Go through the listing beneath this task and return every line that carries the string "name".

--- Start of RECORDS FOR THIS TASK ---

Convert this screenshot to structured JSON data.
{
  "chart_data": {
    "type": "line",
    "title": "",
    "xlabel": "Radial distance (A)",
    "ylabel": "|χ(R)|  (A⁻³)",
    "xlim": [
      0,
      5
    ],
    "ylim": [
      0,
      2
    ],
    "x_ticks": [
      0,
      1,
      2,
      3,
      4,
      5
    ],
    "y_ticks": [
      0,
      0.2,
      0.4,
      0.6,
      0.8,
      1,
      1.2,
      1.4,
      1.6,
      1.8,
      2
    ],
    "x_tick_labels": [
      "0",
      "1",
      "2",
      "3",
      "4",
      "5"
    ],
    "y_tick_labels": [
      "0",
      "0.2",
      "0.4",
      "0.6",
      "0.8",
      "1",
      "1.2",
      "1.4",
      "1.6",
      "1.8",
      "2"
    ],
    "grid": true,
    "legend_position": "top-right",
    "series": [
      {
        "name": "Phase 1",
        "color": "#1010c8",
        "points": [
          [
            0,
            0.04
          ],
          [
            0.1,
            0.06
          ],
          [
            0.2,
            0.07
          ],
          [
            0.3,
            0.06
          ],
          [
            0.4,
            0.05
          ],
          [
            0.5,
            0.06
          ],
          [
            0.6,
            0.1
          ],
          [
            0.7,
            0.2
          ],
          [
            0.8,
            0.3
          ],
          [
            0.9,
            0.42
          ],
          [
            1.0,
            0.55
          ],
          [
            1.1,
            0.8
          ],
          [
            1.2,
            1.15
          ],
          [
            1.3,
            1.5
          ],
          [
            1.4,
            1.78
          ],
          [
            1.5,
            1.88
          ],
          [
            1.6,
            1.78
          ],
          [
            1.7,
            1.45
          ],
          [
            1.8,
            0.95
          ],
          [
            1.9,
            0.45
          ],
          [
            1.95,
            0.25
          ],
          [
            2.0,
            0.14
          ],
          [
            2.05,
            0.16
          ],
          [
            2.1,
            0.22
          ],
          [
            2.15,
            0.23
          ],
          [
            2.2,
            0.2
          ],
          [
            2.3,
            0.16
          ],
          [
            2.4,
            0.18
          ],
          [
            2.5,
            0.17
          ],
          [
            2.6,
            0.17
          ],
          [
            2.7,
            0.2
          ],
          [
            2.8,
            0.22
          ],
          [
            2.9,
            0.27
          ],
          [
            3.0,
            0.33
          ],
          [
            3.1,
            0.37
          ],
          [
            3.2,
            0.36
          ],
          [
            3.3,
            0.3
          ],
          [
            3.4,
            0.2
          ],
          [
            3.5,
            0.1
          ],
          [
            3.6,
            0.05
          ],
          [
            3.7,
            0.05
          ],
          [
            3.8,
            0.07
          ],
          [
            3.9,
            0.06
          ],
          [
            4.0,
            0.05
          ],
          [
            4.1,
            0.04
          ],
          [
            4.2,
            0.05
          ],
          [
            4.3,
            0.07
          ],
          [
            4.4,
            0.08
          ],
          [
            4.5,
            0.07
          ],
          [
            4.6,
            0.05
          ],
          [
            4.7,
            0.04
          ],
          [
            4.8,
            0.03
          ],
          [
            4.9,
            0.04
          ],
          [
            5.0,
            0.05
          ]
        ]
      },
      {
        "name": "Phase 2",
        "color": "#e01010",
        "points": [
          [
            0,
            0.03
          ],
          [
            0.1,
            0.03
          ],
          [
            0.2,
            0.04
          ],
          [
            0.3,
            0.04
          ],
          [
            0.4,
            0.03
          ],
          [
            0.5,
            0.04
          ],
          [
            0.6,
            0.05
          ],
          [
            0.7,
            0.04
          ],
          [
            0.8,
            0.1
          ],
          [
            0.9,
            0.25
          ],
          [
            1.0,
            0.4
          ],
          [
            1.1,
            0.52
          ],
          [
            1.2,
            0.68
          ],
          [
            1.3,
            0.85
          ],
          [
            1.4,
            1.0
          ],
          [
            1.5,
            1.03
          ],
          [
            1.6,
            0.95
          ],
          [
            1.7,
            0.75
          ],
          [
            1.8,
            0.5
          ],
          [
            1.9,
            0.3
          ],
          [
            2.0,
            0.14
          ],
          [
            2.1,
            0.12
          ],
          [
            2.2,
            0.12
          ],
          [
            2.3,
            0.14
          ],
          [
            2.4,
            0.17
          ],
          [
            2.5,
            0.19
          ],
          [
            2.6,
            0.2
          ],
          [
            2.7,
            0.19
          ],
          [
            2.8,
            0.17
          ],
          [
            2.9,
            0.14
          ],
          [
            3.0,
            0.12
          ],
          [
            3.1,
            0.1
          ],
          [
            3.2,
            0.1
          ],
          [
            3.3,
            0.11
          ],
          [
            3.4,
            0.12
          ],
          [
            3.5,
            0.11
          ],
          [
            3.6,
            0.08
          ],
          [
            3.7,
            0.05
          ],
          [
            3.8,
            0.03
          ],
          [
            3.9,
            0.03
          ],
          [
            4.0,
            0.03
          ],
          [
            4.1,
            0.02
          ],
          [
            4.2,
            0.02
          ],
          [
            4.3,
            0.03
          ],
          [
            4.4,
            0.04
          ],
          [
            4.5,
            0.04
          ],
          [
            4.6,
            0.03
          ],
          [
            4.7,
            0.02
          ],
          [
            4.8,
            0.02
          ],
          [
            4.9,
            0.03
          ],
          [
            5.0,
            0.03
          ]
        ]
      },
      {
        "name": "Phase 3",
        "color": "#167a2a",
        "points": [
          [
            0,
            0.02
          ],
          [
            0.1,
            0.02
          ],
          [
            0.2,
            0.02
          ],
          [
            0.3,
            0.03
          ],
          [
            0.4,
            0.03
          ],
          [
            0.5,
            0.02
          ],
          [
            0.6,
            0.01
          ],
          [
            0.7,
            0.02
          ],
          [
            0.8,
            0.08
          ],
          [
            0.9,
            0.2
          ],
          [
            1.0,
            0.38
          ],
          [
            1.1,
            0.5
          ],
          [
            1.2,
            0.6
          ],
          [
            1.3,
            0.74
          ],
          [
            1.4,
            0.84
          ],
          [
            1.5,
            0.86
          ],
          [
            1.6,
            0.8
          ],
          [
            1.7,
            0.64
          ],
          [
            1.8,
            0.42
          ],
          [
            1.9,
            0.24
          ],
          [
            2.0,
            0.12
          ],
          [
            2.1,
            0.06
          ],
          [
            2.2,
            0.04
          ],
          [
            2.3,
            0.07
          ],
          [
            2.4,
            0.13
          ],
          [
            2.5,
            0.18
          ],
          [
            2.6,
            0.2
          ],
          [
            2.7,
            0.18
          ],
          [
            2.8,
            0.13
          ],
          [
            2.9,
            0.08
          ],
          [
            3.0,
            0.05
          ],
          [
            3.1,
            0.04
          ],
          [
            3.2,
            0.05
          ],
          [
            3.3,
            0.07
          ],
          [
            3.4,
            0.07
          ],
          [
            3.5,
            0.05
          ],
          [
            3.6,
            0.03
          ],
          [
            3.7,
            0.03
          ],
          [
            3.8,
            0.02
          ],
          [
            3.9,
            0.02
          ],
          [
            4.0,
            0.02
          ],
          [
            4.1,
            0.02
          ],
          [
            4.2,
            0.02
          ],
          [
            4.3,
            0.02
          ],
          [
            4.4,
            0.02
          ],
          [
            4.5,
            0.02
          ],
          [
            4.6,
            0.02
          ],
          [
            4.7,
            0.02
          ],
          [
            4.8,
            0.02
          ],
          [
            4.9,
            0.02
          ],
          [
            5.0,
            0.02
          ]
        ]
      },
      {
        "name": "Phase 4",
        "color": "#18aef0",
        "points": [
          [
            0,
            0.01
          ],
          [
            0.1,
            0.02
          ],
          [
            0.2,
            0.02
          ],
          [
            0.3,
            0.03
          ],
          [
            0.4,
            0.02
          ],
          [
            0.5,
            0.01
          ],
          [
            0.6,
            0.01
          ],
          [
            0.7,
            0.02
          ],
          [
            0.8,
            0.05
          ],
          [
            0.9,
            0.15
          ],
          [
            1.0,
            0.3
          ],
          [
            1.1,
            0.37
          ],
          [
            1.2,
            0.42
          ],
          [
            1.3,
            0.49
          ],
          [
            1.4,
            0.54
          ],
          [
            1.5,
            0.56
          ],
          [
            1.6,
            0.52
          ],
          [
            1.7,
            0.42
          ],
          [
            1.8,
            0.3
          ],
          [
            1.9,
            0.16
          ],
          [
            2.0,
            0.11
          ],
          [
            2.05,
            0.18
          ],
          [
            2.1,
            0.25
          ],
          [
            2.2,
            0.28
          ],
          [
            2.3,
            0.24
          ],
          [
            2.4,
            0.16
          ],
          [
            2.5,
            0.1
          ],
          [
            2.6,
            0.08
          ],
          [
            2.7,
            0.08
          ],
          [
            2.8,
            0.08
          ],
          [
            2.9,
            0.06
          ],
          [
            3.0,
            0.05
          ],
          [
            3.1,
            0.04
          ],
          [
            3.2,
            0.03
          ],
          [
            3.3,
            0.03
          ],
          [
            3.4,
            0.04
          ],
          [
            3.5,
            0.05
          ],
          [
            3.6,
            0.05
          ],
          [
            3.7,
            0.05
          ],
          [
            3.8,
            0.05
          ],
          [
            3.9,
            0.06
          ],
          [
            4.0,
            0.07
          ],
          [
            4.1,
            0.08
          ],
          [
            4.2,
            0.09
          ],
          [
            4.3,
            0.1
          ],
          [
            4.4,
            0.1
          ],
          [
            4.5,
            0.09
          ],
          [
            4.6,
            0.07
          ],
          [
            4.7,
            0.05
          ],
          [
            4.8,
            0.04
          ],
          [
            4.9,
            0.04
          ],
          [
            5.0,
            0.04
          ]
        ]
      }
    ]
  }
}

--- End of RECORDS FOR THIS TASK ---

* [FULL ANSWER]
        "name": "Phase 1",
        "name": "Phase 2",
        "name": "Phase 3",
        "name": "Phase 4",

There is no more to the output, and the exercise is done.